(GIVEN REQUEST):
Some lines of these records may hold the word "Rezervni"; state how many, using only the number.

(RECORDS TO USE):
⁂
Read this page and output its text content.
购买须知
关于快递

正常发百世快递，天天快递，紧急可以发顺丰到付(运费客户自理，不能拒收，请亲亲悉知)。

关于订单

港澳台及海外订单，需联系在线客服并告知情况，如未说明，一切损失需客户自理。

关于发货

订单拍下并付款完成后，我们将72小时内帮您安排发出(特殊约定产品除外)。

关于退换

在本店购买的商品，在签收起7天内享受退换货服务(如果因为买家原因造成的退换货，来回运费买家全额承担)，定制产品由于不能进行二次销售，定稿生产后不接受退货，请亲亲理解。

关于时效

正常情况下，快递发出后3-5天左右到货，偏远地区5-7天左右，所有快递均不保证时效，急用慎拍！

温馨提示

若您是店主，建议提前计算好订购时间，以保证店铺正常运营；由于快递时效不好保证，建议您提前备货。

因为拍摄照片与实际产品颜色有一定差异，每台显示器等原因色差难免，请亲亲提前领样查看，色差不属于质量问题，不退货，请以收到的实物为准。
⁂
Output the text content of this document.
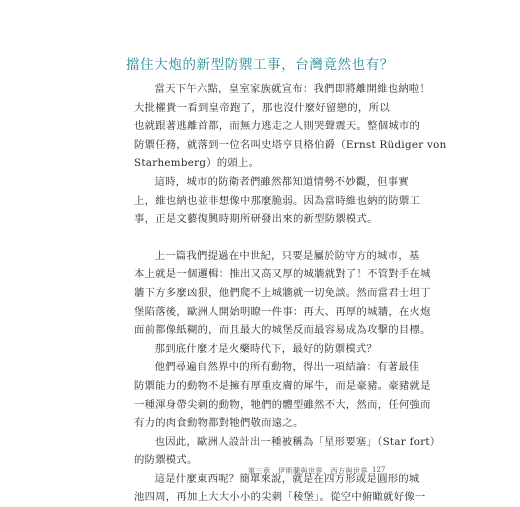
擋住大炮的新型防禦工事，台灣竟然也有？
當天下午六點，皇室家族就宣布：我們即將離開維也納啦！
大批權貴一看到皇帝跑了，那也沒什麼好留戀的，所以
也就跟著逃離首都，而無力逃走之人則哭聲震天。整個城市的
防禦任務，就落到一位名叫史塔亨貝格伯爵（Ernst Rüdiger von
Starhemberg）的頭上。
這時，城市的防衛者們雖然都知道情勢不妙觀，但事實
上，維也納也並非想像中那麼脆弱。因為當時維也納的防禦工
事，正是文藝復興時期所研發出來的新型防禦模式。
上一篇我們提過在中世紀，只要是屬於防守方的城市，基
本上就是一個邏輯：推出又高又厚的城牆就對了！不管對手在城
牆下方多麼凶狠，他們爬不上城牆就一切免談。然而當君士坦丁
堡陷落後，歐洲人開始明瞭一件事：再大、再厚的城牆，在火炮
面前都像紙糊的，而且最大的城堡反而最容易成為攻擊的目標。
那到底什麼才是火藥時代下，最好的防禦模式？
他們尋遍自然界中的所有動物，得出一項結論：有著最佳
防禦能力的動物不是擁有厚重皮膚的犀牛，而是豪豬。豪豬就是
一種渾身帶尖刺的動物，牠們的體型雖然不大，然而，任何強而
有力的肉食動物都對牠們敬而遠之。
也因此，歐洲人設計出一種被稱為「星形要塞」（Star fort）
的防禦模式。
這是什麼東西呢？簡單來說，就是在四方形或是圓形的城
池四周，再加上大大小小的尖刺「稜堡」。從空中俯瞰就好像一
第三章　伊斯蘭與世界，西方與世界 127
⁂
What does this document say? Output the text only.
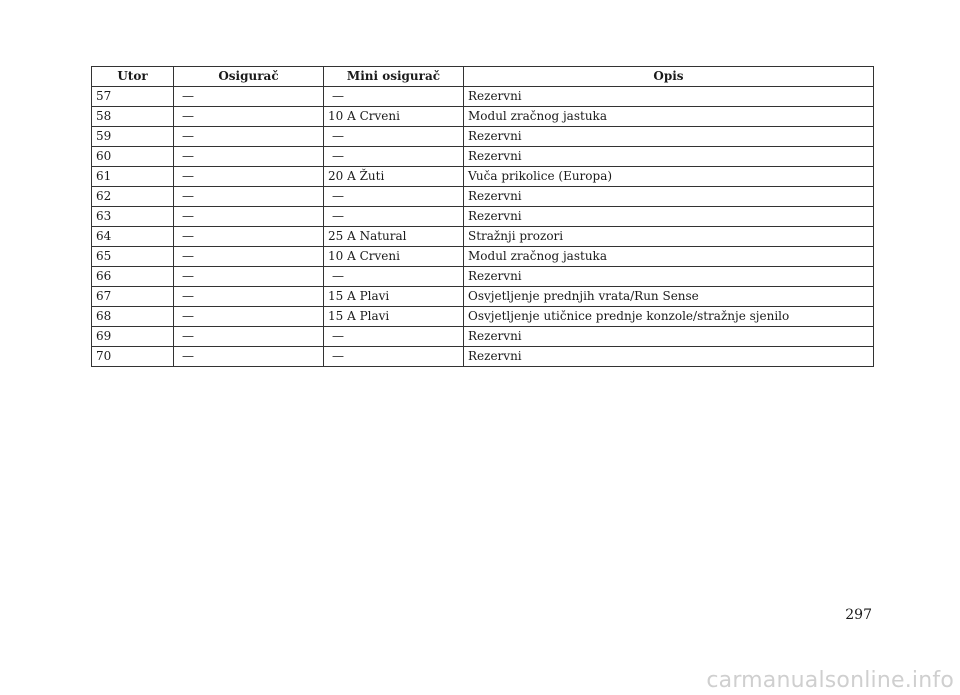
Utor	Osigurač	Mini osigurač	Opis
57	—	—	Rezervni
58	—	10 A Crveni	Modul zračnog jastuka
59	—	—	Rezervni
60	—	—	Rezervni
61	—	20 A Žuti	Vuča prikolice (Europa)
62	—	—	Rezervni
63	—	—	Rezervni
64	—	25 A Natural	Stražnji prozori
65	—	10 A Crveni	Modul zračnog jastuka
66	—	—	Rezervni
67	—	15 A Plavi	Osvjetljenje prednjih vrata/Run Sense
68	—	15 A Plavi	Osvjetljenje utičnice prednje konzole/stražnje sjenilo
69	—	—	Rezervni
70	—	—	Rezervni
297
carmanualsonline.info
⁂
(ANSWER TO THE TASK):
8